● **GOAL**
Output each entry that follows exactly. Images stay out.
-- start --
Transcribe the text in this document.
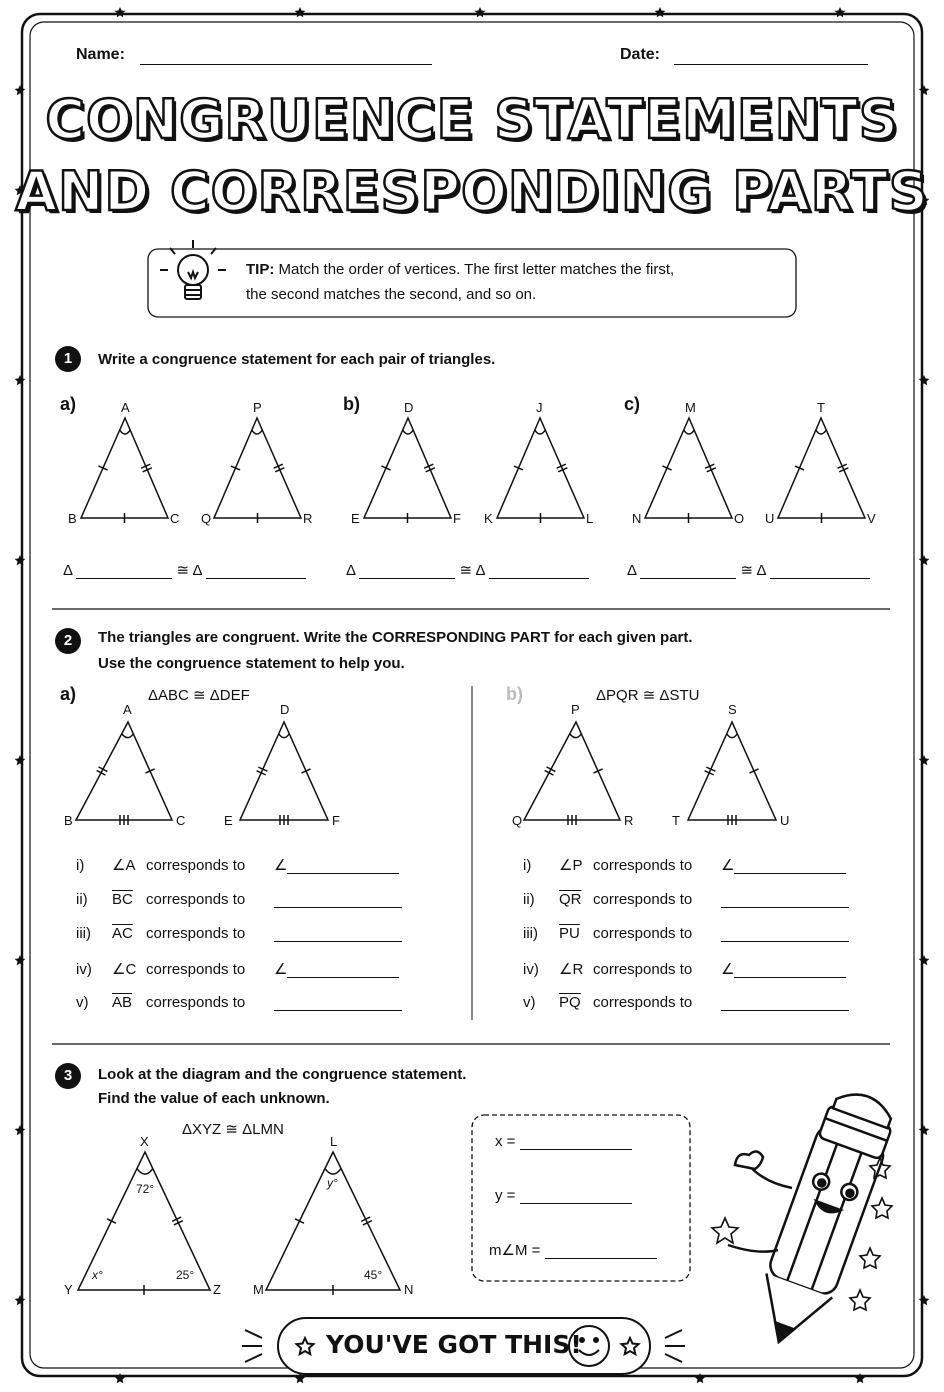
Name:	Date:
CONGRUENCE STATEMENTS
AND CORRESPONDING PARTS
TIP: Match the order of vertices. The first letter matches the first,
the second matches the second, and so on.
1	Write a congruence statement for each pair of triangles.
a)	A
B	C
P
Q	R
Δ	≅ Δ
b)	D
E	F
J
K	L
Δ	≅ Δ
c)	M
N	O
T
U	V
Δ	≅ Δ
2	The triangles are congruent. Write the CORRESPONDING PART for each given part.
Use the congruence statement to help you.
a)	ΔABC ≅ ΔDEF	b)	ΔPQR ≅ ΔSTU
A
B	C
D
E	F
P
Q	R
S
T	U
i) ∠A corresponds to ∠
ii) $\overline{BC}$ corresponds to
iii) $\overline{AC}$ corresponds to
iv) ∠C corresponds to ∠
v) $\overline{AB}$ corresponds to
i) ∠P corresponds to ∠
ii) $\overline{QR}$ corresponds to
iii) $\overline{PU}$ corresponds to
iv) ∠R corresponds to ∠
v) $\overline{PQ}$ corresponds to
3	Look at the diagram and the congruence statement.
Find the value of each unknown.
ΔXYZ ≅ ΔLMN
X
Y	Z
72°
x°	25°
L
M	N
y°
45°
x =
y =
m∠M =
YOU'VE GOT THIS!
-- end --
● **THE ANSWER**
Transcribe the text in this document.
Name:	Date:
CONGRUENCE STATEMENTS
AND CORRESPONDING PARTS
TIP: Match the order of vertices. The first letter matches the first,
the second matches the second, and so on.
1	Write a congruence statement for each pair of triangles.
a)	A
B	C
P
Q	R
Δ	≅ Δ
b)	D
E	F
J
K	L
Δ	≅ Δ
c)	M
N	O
T
U	V
Δ	≅ Δ
2	The triangles are congruent. Write the CORRESPONDING PART for each given part.
Use the congruence statement to help you.
a)	ΔABC ≅ ΔDEF	b)	ΔPQR ≅ ΔSTU
A
B	C
D
E	F
P
Q	R
S
T	U
i) ∠A corresponds to ∠
ii) $\overline{BC}$ corresponds to
iii) $\overline{AC}$ corresponds to
iv) ∠C corresponds to ∠
v) $\overline{AB}$ corresponds to
i) ∠P corresponds to ∠
ii) $\overline{QR}$ corresponds to
iii) $\overline{PU}$ corresponds to
iv) ∠R corresponds to ∠
v) $\overline{PQ}$ corresponds to
3	Look at the diagram and the congruence statement.
Find the value of each unknown.
ΔXYZ ≅ ΔLMN
X
Y	Z
72°
x°	25°
L
M	N
y°
45°
x =
y =
m∠M =
YOU'VE GOT THIS!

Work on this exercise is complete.